* **WHAT NEEDS TO BE DONE**
Pick out each line containing the string "decay" and copy it.

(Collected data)
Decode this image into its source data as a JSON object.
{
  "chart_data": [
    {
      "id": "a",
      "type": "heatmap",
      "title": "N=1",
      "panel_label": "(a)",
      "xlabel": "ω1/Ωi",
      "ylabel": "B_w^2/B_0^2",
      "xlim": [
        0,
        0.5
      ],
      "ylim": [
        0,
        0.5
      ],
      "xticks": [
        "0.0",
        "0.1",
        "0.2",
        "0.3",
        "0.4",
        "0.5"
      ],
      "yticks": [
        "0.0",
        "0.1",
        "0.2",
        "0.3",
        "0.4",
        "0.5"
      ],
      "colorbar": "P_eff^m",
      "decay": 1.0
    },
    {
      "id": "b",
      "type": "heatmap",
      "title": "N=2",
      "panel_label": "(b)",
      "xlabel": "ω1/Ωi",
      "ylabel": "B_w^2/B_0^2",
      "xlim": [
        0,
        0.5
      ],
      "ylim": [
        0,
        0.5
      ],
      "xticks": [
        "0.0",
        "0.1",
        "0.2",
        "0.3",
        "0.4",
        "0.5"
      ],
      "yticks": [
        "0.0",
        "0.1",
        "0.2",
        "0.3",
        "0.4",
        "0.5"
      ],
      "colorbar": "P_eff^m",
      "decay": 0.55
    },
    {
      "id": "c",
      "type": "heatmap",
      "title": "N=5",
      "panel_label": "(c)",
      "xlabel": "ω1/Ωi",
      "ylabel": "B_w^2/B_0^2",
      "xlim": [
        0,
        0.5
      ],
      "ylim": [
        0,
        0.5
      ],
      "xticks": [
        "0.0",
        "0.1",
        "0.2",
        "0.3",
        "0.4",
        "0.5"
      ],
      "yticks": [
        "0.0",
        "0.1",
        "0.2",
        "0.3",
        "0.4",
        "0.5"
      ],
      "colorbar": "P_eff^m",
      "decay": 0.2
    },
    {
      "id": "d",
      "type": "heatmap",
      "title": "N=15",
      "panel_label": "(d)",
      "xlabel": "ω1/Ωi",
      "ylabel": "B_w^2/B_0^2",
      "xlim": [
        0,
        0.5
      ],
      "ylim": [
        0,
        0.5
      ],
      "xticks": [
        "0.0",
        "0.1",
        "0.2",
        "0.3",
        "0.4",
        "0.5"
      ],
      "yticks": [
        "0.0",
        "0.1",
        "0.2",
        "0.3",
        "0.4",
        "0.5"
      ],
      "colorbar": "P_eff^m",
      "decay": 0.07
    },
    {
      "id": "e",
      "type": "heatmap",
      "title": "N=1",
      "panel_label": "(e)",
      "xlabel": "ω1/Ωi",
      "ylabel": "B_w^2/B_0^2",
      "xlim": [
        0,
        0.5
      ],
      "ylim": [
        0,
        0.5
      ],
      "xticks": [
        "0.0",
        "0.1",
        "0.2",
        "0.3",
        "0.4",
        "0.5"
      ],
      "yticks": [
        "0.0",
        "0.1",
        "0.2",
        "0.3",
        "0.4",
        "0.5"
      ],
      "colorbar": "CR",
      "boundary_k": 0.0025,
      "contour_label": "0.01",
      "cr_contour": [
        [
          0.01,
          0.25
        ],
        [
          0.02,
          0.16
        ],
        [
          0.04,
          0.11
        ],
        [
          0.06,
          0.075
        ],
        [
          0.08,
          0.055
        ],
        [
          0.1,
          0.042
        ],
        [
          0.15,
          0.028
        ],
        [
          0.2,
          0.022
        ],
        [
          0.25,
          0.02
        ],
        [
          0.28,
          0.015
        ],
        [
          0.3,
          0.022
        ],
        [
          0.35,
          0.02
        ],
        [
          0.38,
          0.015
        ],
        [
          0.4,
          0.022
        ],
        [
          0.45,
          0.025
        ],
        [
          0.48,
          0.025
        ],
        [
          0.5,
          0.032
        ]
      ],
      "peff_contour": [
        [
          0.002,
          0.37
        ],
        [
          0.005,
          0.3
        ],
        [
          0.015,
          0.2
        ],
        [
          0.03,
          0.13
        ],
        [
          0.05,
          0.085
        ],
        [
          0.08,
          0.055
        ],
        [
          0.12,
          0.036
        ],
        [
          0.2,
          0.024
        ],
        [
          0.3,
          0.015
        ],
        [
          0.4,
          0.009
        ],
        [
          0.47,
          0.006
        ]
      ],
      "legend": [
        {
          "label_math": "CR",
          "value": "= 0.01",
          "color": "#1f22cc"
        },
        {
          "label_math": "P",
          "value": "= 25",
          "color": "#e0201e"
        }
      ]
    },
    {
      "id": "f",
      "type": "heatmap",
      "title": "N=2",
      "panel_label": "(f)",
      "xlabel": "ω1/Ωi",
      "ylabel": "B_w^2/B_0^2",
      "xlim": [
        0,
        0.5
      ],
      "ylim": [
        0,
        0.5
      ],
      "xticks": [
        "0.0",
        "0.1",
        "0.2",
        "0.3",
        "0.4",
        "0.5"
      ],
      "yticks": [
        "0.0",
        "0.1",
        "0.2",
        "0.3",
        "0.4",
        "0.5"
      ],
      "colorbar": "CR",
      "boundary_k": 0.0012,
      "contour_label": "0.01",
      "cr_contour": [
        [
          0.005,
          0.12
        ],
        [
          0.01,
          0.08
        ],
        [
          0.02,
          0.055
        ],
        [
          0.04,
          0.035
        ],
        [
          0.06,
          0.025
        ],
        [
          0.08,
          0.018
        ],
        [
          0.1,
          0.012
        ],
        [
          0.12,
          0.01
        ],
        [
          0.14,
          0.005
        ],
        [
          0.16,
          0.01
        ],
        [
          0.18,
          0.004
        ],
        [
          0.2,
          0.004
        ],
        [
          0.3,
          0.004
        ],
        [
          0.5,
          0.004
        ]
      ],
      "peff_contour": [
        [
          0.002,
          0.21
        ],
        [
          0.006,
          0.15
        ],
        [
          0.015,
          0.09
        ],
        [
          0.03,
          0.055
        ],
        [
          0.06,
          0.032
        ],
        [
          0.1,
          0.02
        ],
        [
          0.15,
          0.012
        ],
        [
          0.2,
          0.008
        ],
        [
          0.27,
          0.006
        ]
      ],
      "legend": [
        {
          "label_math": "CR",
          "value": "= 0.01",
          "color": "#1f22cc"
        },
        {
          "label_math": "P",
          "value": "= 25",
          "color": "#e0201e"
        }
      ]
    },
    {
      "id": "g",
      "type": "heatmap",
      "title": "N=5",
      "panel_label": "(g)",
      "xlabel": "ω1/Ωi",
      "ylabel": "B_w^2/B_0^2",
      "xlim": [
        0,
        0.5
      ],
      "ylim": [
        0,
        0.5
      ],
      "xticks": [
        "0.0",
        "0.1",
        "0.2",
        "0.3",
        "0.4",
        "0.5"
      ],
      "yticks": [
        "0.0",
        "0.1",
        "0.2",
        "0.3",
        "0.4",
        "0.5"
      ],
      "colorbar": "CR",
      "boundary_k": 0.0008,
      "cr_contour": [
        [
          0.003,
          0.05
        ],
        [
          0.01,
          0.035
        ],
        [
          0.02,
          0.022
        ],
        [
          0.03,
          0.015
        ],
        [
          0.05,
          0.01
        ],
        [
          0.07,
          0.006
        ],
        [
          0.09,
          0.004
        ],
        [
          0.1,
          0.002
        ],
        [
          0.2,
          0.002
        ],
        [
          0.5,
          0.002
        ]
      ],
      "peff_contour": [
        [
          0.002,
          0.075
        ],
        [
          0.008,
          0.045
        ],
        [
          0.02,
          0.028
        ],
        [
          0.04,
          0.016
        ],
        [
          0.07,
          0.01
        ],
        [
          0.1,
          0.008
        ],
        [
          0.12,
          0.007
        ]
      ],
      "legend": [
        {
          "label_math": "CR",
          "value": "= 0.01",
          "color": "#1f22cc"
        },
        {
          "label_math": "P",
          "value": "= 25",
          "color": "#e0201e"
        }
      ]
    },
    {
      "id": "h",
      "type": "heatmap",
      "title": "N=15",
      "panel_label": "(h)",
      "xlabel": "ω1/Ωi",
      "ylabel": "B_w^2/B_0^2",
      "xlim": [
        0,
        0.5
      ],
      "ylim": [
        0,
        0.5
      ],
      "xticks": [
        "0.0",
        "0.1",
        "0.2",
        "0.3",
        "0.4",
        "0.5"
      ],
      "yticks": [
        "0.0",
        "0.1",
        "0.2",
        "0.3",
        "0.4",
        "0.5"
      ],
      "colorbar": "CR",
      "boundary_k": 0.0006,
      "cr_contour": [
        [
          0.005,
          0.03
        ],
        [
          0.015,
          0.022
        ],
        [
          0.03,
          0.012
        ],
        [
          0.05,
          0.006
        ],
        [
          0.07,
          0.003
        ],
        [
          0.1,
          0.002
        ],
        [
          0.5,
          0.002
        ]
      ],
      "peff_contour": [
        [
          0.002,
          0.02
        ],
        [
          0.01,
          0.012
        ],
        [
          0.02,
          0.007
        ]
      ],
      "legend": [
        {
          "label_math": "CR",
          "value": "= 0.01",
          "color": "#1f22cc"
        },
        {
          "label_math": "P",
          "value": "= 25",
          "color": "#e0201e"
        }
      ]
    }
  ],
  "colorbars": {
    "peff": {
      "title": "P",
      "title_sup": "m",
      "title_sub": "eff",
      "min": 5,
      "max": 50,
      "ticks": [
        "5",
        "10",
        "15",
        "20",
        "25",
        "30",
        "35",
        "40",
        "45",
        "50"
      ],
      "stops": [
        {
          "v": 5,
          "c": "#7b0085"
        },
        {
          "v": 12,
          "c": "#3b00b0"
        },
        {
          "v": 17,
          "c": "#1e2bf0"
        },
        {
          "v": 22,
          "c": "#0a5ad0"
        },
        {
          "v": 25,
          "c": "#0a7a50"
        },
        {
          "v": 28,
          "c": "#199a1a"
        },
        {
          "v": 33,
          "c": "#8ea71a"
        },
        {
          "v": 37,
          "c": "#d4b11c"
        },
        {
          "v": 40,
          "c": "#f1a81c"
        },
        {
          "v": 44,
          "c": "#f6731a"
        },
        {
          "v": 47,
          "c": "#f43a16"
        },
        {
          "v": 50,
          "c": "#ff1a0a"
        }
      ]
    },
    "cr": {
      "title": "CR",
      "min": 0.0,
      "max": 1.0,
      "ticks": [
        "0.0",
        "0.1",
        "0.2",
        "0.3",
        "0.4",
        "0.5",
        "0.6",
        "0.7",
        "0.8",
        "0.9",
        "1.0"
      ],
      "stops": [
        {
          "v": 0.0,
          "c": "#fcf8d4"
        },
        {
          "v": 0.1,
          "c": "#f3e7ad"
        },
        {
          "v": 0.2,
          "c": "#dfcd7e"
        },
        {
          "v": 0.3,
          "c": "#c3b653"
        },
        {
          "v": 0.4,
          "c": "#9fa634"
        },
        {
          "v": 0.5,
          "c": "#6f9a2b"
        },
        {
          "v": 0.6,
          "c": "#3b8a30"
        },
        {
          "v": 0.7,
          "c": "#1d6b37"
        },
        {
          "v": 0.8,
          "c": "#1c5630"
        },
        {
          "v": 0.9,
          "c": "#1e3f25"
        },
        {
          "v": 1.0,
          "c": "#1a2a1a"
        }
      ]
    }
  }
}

* **RIGHT ANSWER**
      "decay": 1.0
      "decay": 0.55
      "decay": 0.2
      "decay": 0.07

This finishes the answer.